**SELECTED EXTRACT:**
BEGIN


  3. Julie W. says:

    What a good topic to present and discuss at a Chamber of Commerce meeting

  4. Marc B. says:

    While maintaining confidentiality is nice, keeping secrets in the workplace isn’t a good idea. If an employee asks a direct question, they should be given a direct answer. If an employee wants to discuss her/his disability and accommodations, they should do so. While some issues are “personal,” the employee interacts with management, other employees, clients/customers/stakeholders, and the work environment. These interactions are not necessarily personal.

    In the example given, if other employees want to know why Bob is allowed to work at home two days a week, while they aren’t allowed to do so, it is okay to answer, “Bob has a reasonable accommodation that enables him to work at home.” There is no secret or shame to having a reasonable accommodation, or to being a person with a disability. Hiding issues involving disability is a throwback to the bad old days of hiding relatives with disabilities in the attic. There should be no stigma to being a person with a disability and to requesting and receiving a reasonable accommodation.

    EEOC has made a bad call here, in Question 42, and confused “medical” with “disabilty” issues. Not all disability issues are medical. In fact, their answer medicalizes disability issues. In addition, there is no right to privacy in the ADA. Heck, there isn’t even a right to privacy in the Constitution. Does anyone know if the issue has ever been litigated? I’ll bet that no entity has ever been found guilty of discrimination by a court because it said that “Bob works at home two days a week as a reasonable accommodation.”

    • Howard S. says:

      Check out the history of the the disability rights movement and The History of Disability Rights, (Temple University, 2003)/
      Think of it as respect. Think of it as just a bit more than common sense. Think of it as hard won by litigation.

  5. Ovez J. says:

    If such request to dean of Law school was acquiesced, I, being a recipient of accomodations as extra time and the general law school environment with reference to sensitivity, I resented. I was post-spinal fusion of cervical spine, pain, limited movement of dominant right arm and the medications , seriously hampered my physical functions.
    Nobody needs to know because I was actually mocked for my cervical spine collar and maliciously teased as to the way I walked. yes, in law school, post undergrad higher education.

END

**ENTRIES PROVIDED:**
BEGIN

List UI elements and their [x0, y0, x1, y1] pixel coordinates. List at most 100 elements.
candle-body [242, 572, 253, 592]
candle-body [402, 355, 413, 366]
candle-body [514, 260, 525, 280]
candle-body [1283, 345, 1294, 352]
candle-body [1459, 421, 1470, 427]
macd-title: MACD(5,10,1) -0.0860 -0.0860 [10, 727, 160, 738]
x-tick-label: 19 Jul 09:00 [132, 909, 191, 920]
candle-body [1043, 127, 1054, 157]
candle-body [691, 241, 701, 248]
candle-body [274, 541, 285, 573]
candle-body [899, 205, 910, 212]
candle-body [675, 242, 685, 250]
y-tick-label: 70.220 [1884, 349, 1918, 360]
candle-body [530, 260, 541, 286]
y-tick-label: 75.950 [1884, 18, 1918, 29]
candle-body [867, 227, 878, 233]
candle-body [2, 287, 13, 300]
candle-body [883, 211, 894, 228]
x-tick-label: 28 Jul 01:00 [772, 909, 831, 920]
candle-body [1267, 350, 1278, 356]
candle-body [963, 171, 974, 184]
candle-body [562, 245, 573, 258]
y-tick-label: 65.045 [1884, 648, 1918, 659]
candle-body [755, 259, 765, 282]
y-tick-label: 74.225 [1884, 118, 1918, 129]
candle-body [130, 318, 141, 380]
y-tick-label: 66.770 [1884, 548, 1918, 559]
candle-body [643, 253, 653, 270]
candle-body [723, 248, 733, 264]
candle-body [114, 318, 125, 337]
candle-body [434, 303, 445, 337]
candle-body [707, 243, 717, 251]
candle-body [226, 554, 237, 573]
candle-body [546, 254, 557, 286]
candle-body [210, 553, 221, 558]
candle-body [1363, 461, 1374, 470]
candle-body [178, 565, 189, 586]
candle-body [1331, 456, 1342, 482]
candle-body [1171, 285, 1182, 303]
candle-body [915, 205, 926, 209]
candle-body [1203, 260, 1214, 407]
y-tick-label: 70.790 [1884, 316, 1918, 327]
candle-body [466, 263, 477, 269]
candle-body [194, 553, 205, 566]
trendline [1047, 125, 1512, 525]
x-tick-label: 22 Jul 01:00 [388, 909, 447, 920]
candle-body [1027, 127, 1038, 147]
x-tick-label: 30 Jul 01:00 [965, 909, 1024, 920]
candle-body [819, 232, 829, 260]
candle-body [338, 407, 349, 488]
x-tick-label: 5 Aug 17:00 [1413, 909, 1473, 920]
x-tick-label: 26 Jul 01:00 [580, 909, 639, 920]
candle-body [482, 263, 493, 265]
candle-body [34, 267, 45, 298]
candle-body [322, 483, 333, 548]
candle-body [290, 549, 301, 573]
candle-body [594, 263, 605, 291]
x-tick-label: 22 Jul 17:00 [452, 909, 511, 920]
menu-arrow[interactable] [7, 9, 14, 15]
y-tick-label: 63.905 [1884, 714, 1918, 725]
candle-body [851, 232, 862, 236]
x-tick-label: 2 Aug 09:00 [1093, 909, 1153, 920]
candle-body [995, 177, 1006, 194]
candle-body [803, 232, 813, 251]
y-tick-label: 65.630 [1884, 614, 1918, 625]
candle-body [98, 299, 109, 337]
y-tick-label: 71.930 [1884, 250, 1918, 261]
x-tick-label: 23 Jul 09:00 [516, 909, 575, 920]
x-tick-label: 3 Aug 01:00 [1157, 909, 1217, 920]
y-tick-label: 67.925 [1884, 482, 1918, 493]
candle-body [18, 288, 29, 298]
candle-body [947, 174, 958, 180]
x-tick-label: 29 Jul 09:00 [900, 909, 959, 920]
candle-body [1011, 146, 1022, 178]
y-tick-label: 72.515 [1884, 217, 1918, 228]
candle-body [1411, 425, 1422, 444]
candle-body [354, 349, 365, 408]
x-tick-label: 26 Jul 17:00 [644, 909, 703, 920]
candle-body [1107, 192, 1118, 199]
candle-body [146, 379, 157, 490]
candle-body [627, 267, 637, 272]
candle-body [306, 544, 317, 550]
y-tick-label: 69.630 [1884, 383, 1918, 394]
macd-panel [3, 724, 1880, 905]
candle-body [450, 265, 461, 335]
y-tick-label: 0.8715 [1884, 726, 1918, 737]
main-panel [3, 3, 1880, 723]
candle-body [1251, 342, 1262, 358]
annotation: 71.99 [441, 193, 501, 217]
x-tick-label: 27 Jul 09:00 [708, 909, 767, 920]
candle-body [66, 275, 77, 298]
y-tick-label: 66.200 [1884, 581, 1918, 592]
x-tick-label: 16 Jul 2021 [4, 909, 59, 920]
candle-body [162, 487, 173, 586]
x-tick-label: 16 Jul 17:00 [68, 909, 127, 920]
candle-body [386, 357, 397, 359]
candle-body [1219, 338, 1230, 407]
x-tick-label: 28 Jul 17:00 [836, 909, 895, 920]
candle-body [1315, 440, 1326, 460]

END

**ACTIONS TO TAKE:**
1. In the comment thread, what does Marc B. say Bob is allowed to do two days a week?
2. Return the part of the comment thread between "EEOC has made" and "won by litigation.", inclusive.

**ANSWERS IN ORDER:**
1. Work at home.

2.
EEOC has made a bad call here, in Question 42, and confused “medical” with “disabilty” issues. Not all disability issues are medical. In fact, their answer medicalizes disability issues. In addition, there is no right to privacy in the ADA. Heck, there isn’t even a right to privacy in the Constitution. Does anyone know if the issue has ever been litigated? I’ll bet that no entity has ever been found guilty of discrimination by a court because it said that “Bob works at home two days a week as a reasonable accommodation.”

    • Howard S. says:

      Check out the history of the the disability rights movement and The History of Disability Rights, (Temple University, 2003)/
      Think of it as respect. Think of it as just a bit more than common sense. Think of it as hard won by litigation.